■ THE EXERCISE ■
From the listing below, pull out all lines with "CLOSE" in them.

Data extracted from a collection
━━━━
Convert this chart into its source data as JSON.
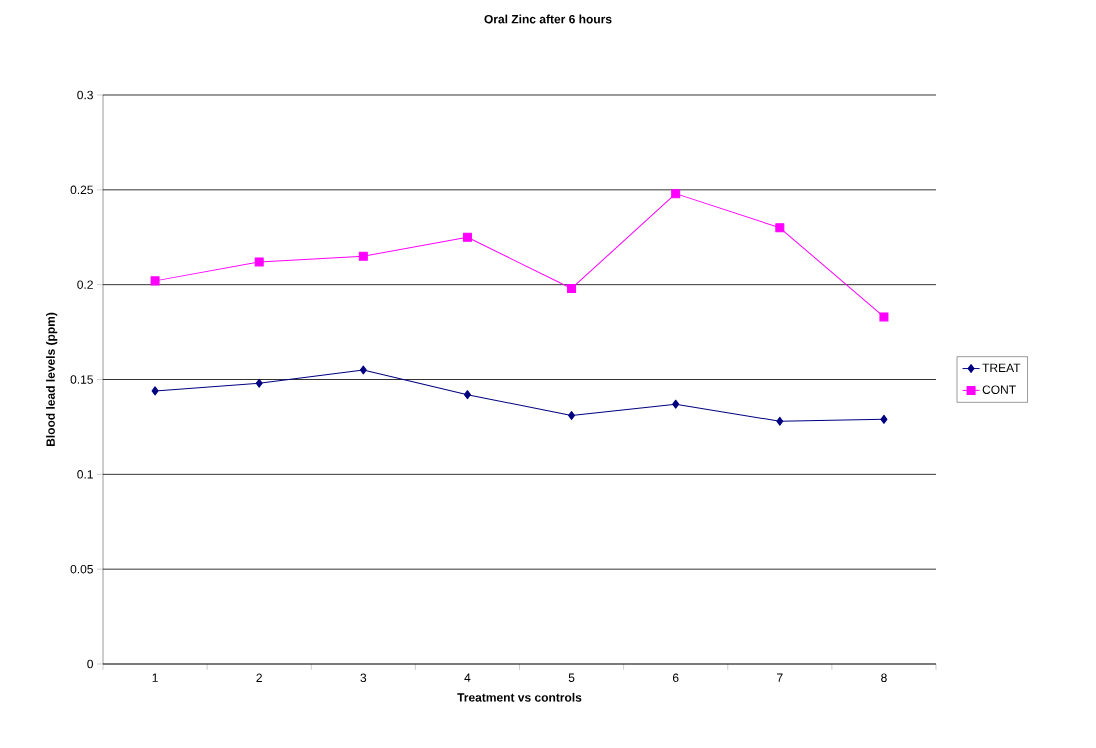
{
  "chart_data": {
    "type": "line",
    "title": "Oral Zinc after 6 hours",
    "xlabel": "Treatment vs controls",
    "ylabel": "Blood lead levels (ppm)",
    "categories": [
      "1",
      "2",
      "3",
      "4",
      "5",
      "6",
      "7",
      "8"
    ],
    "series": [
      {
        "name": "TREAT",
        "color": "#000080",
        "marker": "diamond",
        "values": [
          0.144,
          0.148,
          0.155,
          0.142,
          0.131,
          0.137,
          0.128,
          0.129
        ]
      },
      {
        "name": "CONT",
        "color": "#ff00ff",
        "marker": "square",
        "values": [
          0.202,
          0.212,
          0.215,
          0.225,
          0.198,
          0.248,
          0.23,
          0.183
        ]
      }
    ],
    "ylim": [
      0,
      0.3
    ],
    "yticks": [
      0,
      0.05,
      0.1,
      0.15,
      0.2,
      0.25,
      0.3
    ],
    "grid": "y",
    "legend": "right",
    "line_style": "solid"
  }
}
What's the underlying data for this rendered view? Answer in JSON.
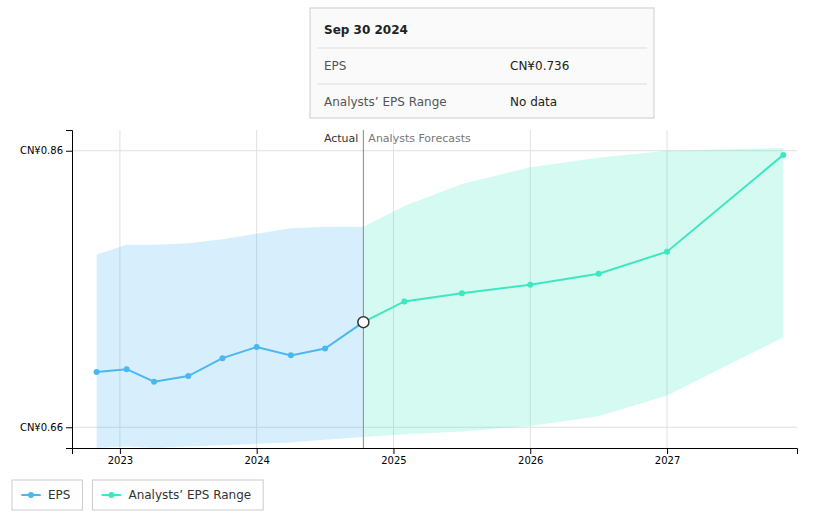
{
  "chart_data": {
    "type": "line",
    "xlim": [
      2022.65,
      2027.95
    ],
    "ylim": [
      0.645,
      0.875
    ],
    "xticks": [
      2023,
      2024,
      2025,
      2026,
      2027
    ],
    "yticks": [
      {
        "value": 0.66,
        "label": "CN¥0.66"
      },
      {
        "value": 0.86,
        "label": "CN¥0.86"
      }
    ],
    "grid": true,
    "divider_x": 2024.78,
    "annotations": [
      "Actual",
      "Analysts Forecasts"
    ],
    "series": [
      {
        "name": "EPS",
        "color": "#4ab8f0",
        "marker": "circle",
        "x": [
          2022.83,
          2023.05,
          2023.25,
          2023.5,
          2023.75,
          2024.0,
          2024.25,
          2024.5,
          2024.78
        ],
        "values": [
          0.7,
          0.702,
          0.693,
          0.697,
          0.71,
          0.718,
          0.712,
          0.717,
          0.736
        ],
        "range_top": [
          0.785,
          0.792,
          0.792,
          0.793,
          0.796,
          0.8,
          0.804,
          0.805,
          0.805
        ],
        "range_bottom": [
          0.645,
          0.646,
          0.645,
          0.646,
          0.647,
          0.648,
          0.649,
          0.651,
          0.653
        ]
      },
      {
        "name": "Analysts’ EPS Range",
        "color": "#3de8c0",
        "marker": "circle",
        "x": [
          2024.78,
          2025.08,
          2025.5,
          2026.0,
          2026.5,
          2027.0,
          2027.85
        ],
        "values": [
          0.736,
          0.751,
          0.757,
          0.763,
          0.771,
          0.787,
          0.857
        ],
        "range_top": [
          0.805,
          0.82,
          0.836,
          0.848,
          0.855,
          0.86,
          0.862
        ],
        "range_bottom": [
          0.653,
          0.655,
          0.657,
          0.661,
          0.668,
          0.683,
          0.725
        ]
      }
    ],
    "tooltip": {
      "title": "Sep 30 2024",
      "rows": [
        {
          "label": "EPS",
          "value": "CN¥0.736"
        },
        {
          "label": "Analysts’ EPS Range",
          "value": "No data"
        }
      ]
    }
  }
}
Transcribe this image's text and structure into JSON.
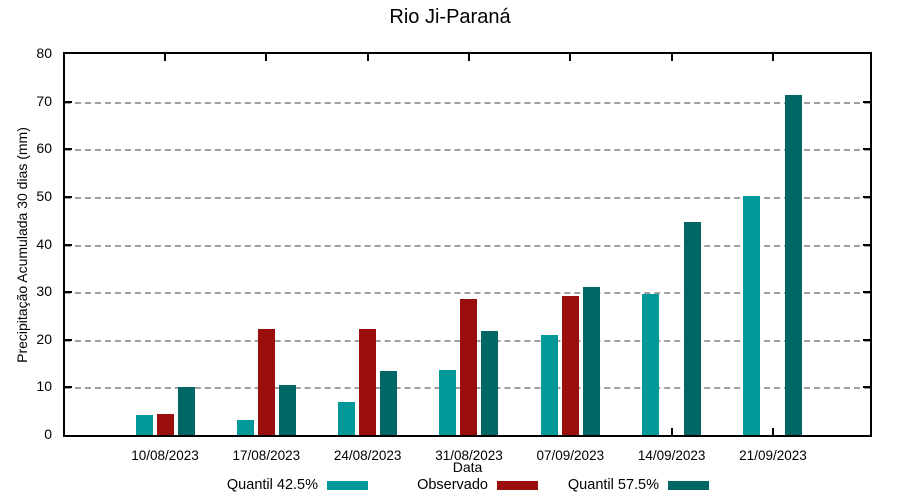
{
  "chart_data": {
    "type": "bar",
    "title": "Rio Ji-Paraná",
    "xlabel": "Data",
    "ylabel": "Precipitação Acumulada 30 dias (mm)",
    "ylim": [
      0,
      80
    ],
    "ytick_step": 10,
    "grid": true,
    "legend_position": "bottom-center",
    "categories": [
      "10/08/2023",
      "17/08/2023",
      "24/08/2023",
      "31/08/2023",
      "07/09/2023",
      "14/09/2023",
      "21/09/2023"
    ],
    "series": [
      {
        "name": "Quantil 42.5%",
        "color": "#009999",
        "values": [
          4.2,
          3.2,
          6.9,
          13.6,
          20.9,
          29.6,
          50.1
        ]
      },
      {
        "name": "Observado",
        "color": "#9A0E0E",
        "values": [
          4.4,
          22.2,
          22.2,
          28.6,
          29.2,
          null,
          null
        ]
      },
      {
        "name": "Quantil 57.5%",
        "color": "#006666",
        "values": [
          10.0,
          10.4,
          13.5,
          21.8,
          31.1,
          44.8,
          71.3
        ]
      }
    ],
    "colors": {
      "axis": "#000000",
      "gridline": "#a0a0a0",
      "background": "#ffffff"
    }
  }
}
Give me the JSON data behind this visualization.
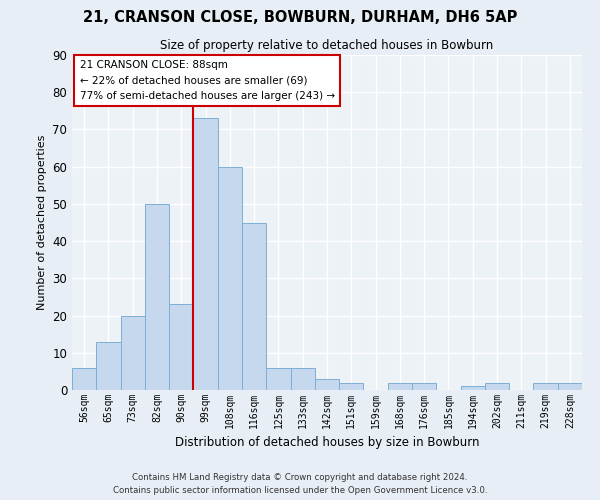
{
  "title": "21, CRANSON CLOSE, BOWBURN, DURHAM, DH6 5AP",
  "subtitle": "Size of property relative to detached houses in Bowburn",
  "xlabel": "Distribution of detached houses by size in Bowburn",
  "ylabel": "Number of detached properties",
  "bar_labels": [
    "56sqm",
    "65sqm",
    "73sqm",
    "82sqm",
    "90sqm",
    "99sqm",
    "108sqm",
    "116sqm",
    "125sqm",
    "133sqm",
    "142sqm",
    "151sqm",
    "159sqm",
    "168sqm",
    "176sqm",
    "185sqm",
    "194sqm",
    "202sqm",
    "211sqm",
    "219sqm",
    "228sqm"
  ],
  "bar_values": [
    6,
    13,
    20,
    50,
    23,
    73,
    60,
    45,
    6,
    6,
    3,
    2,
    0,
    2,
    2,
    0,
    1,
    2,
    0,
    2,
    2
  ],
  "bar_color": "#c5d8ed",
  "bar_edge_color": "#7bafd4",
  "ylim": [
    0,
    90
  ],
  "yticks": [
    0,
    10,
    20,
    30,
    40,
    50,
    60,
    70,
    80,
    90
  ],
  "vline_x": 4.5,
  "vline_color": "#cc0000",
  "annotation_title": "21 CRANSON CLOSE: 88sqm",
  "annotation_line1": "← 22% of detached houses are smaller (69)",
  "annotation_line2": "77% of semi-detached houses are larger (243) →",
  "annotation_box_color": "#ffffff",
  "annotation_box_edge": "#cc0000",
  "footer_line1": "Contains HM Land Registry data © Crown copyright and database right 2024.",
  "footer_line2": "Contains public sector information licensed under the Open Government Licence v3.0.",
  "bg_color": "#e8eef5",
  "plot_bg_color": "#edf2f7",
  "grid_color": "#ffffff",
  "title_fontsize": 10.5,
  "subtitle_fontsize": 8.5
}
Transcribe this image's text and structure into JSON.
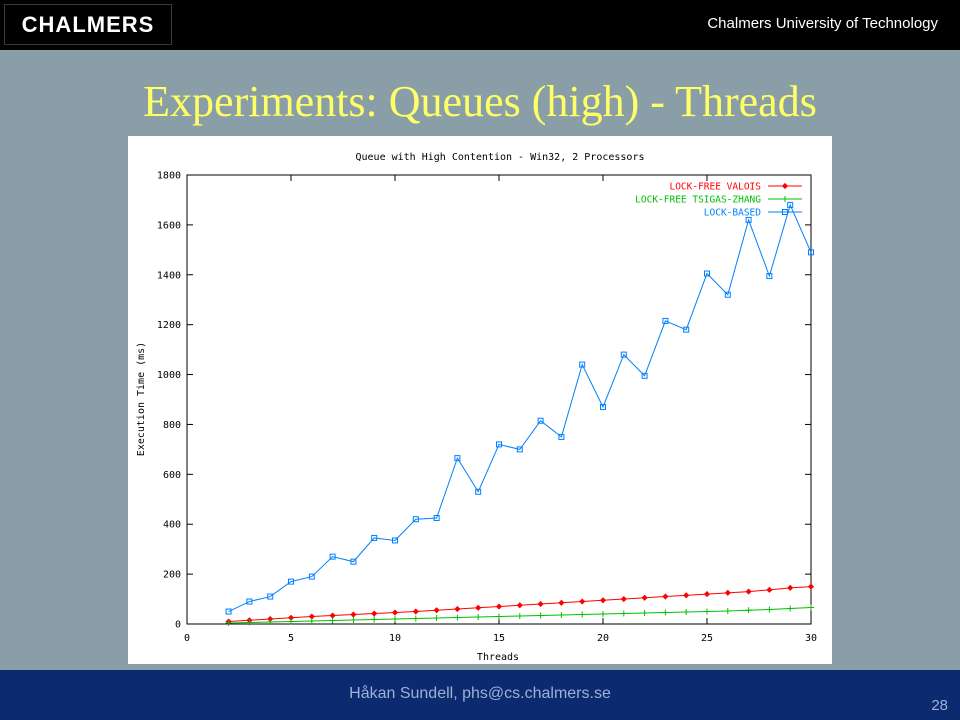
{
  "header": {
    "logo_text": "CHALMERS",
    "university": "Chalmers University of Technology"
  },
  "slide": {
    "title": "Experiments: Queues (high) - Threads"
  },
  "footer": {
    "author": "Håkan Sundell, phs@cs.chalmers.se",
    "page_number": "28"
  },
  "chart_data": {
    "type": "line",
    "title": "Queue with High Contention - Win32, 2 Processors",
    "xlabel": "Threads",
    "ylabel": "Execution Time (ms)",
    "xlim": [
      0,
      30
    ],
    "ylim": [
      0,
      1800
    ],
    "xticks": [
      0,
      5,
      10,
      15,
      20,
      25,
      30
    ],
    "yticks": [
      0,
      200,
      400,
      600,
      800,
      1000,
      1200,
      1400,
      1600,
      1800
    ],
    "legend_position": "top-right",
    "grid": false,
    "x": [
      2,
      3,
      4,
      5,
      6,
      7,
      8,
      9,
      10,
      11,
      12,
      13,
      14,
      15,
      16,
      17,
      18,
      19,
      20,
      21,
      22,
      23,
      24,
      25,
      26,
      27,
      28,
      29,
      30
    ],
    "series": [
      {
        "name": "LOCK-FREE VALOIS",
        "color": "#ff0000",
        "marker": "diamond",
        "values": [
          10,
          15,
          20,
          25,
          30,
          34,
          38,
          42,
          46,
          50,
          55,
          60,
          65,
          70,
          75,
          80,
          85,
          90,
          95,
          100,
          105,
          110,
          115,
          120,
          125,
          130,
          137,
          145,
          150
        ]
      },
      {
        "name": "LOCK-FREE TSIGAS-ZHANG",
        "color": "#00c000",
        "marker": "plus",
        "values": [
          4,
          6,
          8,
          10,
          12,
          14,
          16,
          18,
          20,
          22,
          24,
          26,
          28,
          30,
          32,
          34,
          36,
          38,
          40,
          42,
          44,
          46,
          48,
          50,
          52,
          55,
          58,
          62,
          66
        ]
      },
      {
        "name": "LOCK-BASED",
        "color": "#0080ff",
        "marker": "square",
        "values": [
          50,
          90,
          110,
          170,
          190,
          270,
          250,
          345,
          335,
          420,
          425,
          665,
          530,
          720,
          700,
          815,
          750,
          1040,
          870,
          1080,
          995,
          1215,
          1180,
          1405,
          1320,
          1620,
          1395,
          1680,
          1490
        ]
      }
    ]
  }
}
━━━━
■ THE COMPLETED TASK ■
  "title": "21, CRANSON CLOSE, BOWBURN, DURHAM, DH6 5AP",
  "annotation_title": "21 CRANSON CLOSE: 88sqm",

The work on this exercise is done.